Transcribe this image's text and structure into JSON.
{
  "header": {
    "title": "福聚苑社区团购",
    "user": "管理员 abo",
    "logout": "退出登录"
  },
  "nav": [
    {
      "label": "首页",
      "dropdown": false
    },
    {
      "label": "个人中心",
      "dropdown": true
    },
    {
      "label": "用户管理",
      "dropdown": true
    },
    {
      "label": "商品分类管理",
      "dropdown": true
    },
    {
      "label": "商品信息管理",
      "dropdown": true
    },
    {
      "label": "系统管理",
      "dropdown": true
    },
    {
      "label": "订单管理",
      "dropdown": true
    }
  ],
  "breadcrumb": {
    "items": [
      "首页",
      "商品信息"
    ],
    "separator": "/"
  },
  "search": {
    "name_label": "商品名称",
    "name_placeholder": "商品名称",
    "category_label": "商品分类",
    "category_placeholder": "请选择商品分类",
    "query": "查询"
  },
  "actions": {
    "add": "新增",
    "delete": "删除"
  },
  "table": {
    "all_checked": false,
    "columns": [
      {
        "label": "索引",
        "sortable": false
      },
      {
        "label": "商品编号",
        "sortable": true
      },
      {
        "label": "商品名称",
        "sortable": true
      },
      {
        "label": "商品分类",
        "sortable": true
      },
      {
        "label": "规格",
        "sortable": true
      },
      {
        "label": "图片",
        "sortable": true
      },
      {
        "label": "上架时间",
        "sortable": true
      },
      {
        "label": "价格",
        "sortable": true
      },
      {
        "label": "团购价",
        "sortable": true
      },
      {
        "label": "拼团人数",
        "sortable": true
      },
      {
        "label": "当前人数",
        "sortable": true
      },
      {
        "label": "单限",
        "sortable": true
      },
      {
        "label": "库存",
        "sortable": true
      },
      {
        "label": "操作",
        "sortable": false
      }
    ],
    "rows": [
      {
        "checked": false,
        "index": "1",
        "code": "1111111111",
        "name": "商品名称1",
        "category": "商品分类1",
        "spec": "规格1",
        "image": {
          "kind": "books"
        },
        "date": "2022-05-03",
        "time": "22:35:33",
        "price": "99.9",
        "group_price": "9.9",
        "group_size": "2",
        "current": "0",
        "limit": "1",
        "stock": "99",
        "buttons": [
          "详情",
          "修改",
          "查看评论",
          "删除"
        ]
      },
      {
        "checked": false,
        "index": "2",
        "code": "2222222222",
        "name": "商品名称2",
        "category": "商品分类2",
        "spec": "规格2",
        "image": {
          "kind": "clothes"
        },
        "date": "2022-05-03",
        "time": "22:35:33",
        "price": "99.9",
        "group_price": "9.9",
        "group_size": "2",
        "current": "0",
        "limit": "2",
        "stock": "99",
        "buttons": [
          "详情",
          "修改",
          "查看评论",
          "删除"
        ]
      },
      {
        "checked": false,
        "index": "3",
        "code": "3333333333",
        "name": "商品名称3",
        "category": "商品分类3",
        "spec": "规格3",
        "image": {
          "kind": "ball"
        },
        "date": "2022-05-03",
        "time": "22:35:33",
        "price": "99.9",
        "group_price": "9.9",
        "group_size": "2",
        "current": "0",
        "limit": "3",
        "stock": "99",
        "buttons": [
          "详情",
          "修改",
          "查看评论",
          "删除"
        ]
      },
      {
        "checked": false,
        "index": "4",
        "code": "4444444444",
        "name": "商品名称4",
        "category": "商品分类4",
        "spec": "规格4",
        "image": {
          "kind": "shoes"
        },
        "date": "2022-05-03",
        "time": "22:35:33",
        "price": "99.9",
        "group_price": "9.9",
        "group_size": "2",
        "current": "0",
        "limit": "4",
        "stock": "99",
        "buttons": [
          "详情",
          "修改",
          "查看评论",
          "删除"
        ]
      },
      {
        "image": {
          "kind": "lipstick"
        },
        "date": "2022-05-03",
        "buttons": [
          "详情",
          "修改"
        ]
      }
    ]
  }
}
_ _ _ _
*WHAT TO DO*
Give the listing above again, word for word.

*SOLUTION BELOW*
Transcribe this image's text and structure into JSON.
{
  "header": {
    "title": "福聚苑社区团购",
    "user": "管理员 abo",
    "logout": "退出登录"
  },
  "nav": [
    {
      "label": "首页",
      "dropdown": false
    },
    {
      "label": "个人中心",
      "dropdown": true
    },
    {
      "label": "用户管理",
      "dropdown": true
    },
    {
      "label": "商品分类管理",
      "dropdown": true
    },
    {
      "label": "商品信息管理",
      "dropdown": true
    },
    {
      "label": "系统管理",
      "dropdown": true
    },
    {
      "label": "订单管理",
      "dropdown": true
    }
  ],
  "breadcrumb": {
    "items": [
      "首页",
      "商品信息"
    ],
    "separator": "/"
  },
  "search": {
    "name_label": "商品名称",
    "name_placeholder": "商品名称",
    "category_label": "商品分类",
    "category_placeholder": "请选择商品分类",
    "query": "查询"
  },
  "actions": {
    "add": "新增",
    "delete": "删除"
  },
  "table": {
    "all_checked": false,
    "columns": [
      {
        "label": "索引",
        "sortable": false
      },
      {
        "label": "商品编号",
        "sortable": true
      },
      {
        "label": "商品名称",
        "sortable": true
      },
      {
        "label": "商品分类",
        "sortable": true
      },
      {
        "label": "规格",
        "sortable": true
      },
      {
        "label": "图片",
        "sortable": true
      },
      {
        "label": "上架时间",
        "sortable": true
      },
      {
        "label": "价格",
        "sortable": true
      },
      {
        "label": "团购价",
        "sortable": true
      },
      {
        "label": "拼团人数",
        "sortable": true
      },
      {
        "label": "当前人数",
        "sortable": true
      },
      {
        "label": "单限",
        "sortable": true
      },
      {
        "label": "库存",
        "sortable": true
      },
      {
        "label": "操作",
        "sortable": false
      }
    ],
    "rows": [
      {
        "checked": false,
        "index": "1",
        "code": "1111111111",
        "name": "商品名称1",
        "category": "商品分类1",
        "spec": "规格1",
        "image": {
          "kind": "books"
        },
        "date": "2022-05-03",
        "time": "22:35:33",
        "price": "99.9",
        "group_price": "9.9",
        "group_size": "2",
        "current": "0",
        "limit": "1",
        "stock": "99",
        "buttons": [
          "详情",
          "修改",
          "查看评论",
          "删除"
        ]
      },
      {
        "checked": false,
        "index": "2",
        "code": "2222222222",
        "name": "商品名称2",
        "category": "商品分类2",
        "spec": "规格2",
        "image": {
          "kind": "clothes"
        },
        "date": "2022-05-03",
        "time": "22:35:33",
        "price": "99.9",
        "group_price": "9.9",
        "group_size": "2",
        "current": "0",
        "limit": "2",
        "stock": "99",
        "buttons": [
          "详情",
          "修改",
          "查看评论",
          "删除"
        ]
      },
      {
        "checked": false,
        "index": "3",
        "code": "3333333333",
        "name": "商品名称3",
        "category": "商品分类3",
        "spec": "规格3",
        "image": {
          "kind": "ball"
        },
        "date": "2022-05-03",
        "time": "22:35:33",
        "price": "99.9",
        "group_price": "9.9",
        "group_size": "2",
        "current": "0",
        "limit": "3",
        "stock": "99",
        "buttons": [
          "详情",
          "修改",
          "查看评论",
          "删除"
        ]
      },
      {
        "checked": false,
        "index": "4",
        "code": "4444444444",
        "name": "商品名称4",
        "category": "商品分类4",
        "spec": "规格4",
        "image": {
          "kind": "shoes"
        },
        "date": "2022-05-03",
        "time": "22:35:33",
        "price": "99.9",
        "group_price": "9.9",
        "group_size": "2",
        "current": "0",
        "limit": "4",
        "stock": "99",
        "buttons": [
          "详情",
          "修改",
          "查看评论",
          "删除"
        ]
      },
      {
        "image": {
          "kind": "lipstick"
        },
        "date": "2022-05-03",
        "buttons": [
          "详情",
          "修改"
        ]
      }
    ]
  }
}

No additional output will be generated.